▸ Lista de tareas
1) Transcribe del bloque de texto el fragmento que empieza con "La sangría defensiva" y sigue hasta "no se arregle.".
2) Según el bloque de texto, ¿quién dirige al Córdoba CF?

▸ Bloque de texto
'''
La sangría defensiva arruina el paso al frente del Córdoba CF y agrava su peor crisis
La resaca de la visita a El Sardinero deja un sabor amargo, una mezcla de frustración e impotencia que escuece especialmente por las formas. El fútbol, caprichoso por naturaleza, demostró en tierras cántabras su cara más cruel -una vez más- con un Córdoba CF que, paradójicamente, recuperó su identidad ofensiva y tuteó sin complejos al indiscutible líder de la categoría. Sin embargo, las buenas sensaciones no dan puntos. La escuadra dirigida por Iván Ania volvió a caer víctima de sus propios demonios, confirmando que el agujero en la retaguardia sigue siendo una auténtica sangría que hace que este equipo no pueda ser competitivo mientras no se arregle.
'''
▸ Datos extraídos
'''
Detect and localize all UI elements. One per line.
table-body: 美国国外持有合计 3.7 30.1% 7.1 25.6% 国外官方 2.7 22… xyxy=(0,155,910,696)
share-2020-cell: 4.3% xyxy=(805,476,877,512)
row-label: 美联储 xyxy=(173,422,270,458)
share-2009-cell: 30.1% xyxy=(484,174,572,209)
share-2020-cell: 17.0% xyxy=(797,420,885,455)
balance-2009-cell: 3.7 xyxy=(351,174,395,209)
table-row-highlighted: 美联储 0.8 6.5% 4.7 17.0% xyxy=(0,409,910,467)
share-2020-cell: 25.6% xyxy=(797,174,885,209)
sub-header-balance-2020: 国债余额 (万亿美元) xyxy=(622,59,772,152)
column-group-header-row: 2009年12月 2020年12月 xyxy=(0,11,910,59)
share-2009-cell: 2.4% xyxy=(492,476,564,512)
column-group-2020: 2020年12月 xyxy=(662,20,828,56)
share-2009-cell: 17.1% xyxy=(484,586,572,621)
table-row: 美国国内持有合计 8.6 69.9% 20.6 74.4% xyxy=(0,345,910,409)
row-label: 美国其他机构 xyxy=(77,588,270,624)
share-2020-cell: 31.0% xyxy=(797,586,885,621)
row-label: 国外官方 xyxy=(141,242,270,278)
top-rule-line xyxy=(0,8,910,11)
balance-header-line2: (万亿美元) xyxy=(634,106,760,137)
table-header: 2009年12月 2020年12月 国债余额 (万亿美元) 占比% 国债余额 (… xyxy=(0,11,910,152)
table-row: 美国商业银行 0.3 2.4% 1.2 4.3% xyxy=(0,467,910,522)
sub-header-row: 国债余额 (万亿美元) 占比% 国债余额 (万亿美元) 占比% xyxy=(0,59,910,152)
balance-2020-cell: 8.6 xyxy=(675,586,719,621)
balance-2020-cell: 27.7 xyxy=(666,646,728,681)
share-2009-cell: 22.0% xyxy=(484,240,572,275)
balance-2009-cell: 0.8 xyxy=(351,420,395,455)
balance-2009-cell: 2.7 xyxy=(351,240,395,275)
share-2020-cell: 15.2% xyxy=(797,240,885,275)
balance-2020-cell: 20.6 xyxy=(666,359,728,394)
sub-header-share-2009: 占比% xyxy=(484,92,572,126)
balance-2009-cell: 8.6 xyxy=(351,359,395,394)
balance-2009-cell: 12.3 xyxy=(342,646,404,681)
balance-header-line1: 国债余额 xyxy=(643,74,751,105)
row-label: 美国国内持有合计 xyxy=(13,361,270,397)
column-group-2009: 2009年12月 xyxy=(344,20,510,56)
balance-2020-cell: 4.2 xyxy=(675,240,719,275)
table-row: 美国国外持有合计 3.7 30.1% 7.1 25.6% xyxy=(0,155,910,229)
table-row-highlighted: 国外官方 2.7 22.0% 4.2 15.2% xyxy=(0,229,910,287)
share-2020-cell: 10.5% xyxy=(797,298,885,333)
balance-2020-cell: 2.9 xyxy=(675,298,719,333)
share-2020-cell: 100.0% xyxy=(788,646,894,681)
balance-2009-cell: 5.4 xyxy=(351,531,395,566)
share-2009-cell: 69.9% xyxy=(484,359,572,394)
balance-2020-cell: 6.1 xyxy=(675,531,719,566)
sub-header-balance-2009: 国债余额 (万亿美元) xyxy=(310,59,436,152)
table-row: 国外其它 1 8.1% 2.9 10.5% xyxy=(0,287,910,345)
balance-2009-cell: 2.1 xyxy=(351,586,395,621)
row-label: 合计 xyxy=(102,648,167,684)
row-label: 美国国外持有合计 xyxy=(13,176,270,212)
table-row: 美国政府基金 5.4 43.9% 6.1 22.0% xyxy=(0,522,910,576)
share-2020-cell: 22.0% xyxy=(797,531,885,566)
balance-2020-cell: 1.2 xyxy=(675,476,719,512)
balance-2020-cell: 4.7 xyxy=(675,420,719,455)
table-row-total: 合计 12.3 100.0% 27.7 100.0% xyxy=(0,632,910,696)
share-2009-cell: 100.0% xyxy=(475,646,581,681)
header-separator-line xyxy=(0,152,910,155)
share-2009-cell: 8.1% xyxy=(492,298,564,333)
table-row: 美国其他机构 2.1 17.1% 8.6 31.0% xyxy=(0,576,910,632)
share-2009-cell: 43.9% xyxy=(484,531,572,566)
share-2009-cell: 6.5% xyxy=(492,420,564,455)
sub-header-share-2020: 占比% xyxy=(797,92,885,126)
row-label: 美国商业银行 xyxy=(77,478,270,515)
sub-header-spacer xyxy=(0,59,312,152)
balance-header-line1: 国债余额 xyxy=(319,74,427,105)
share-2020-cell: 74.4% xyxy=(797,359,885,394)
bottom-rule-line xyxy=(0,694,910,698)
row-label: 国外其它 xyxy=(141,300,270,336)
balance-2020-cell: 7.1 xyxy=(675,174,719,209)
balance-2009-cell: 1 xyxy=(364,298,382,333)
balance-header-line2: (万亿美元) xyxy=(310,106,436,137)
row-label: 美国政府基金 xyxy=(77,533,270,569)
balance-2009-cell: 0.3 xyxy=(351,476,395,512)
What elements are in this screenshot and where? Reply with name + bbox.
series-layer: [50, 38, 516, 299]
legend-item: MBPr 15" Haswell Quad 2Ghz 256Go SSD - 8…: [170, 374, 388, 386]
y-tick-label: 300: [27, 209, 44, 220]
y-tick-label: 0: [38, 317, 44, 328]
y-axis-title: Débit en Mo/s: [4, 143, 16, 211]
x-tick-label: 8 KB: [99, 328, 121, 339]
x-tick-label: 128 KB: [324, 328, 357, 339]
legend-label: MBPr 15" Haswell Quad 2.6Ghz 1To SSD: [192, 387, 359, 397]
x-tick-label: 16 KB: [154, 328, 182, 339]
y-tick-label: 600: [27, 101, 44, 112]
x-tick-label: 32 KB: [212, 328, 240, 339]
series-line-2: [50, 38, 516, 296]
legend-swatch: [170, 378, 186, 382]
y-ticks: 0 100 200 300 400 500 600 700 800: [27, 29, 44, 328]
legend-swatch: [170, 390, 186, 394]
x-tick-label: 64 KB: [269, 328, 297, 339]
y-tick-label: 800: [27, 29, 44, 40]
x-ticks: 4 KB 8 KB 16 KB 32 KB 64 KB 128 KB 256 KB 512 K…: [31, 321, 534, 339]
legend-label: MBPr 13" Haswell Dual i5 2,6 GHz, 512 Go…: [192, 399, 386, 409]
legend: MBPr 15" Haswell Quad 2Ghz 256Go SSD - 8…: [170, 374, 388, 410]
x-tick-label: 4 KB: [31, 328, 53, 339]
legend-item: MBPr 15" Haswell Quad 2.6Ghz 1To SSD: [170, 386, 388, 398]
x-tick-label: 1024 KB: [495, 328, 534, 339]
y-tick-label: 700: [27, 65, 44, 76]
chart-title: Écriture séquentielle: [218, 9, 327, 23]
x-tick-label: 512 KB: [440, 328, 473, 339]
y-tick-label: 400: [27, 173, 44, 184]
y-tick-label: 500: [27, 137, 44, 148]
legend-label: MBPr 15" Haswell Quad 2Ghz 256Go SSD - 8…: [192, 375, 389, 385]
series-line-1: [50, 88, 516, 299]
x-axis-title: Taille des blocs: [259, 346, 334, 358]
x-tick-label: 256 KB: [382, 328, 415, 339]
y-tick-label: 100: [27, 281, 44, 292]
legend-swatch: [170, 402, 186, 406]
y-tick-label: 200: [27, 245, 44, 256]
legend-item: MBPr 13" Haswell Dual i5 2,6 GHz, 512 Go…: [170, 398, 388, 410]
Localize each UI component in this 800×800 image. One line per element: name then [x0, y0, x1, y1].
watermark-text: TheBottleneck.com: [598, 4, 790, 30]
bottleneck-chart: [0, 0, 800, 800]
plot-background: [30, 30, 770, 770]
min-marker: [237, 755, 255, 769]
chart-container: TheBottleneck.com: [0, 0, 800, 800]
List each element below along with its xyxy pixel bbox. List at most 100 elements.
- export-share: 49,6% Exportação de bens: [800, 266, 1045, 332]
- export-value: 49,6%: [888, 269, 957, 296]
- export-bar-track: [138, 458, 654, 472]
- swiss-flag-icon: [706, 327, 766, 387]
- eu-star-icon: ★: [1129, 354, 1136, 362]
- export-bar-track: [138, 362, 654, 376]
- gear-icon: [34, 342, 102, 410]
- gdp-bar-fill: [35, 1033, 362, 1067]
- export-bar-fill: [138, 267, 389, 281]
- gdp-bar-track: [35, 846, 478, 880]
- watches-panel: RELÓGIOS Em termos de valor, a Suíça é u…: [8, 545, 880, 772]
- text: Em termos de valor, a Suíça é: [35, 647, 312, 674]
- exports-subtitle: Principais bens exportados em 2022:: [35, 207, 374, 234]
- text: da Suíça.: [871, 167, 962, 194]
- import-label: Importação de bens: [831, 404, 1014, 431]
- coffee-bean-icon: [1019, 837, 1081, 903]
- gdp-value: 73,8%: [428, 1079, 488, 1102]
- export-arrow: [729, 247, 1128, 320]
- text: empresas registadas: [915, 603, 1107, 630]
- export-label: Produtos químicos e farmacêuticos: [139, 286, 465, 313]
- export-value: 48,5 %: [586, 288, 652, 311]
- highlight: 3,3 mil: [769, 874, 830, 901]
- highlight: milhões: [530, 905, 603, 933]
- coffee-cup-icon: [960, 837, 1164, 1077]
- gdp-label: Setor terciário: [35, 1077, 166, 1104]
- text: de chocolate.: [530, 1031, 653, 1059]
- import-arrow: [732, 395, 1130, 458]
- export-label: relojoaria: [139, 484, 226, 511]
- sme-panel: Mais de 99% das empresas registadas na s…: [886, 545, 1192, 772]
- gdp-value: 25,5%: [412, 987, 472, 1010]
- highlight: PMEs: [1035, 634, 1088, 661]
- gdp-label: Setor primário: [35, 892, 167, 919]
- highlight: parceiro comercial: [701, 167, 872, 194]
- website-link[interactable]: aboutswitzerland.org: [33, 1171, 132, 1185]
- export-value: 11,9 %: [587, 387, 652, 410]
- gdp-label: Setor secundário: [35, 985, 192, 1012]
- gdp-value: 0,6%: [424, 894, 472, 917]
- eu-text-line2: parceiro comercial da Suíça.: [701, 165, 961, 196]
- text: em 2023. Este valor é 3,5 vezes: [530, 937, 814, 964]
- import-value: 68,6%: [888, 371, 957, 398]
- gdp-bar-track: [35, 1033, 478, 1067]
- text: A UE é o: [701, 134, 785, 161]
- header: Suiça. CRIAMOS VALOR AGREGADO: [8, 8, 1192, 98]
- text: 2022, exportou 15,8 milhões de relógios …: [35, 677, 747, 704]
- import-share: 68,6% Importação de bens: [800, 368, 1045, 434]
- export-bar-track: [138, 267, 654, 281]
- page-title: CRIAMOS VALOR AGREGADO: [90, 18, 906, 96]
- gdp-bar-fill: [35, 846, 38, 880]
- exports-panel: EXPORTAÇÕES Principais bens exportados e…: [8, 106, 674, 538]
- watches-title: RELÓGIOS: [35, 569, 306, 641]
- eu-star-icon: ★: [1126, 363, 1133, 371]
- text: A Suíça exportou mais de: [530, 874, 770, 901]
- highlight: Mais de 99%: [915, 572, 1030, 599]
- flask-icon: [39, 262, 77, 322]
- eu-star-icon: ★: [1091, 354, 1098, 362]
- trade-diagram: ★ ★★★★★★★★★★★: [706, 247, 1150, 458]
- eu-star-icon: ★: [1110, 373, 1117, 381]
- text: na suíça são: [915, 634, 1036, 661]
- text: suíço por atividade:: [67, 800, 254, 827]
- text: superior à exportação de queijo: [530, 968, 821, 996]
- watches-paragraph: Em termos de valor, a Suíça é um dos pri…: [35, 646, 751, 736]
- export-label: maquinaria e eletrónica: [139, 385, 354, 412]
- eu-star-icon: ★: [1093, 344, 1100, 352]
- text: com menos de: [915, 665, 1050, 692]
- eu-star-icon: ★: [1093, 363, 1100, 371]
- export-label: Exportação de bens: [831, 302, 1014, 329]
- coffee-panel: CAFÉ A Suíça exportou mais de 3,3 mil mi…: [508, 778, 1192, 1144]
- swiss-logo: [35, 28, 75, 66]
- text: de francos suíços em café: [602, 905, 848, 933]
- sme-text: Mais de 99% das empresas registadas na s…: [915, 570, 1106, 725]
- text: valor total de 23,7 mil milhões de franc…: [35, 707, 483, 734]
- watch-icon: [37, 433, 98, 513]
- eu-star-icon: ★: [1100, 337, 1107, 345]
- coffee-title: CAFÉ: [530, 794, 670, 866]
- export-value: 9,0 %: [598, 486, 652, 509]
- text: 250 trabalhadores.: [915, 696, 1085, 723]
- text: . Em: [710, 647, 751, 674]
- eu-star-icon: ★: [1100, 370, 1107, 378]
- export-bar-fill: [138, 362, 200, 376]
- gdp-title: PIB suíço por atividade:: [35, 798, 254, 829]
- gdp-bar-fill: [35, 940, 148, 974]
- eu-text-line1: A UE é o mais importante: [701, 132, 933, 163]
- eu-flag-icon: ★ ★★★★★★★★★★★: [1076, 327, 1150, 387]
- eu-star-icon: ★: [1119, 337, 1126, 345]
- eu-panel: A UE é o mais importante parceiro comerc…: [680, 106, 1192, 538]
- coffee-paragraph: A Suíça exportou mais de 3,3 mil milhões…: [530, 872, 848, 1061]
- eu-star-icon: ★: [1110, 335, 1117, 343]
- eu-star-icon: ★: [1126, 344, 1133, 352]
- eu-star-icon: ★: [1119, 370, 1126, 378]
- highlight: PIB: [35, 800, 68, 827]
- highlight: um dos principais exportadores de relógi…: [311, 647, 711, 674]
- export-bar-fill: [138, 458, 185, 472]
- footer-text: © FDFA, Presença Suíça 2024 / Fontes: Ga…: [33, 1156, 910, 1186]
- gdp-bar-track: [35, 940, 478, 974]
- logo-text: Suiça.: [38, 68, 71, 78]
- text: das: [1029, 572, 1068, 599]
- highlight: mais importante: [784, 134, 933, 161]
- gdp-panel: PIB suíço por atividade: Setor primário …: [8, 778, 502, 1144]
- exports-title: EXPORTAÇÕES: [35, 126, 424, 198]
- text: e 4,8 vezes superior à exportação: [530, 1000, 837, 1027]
'''
▸ Respuestas
1)
La sangría defensiva arruina el paso al frente del Córdoba CF y agrava su peor crisis
La resaca de la visita a El Sardinero deja un sabor amargo, una mezcla de frustración e impotencia que escuece especialmente por las formas. El fútbol, caprichoso por naturaleza, demostró en tierras cántabras su cara más cruel -una vez más- con un Córdoba CF que, paradójicamente, recuperó su identidad ofensiva y tuteó sin complejos al indiscutible líder de la categoría. Sin embargo, las buenas sensaciones no dan puntos. La escuadra dirigida por Iván Ania volvió a caer víctima de sus propios demonios, confirmando que el agujero en la retaguardia sigue siendo una auténtica sangría que hace que este equipo no pueda ser competitivo mientras no se arregle.

2) Iván Ania.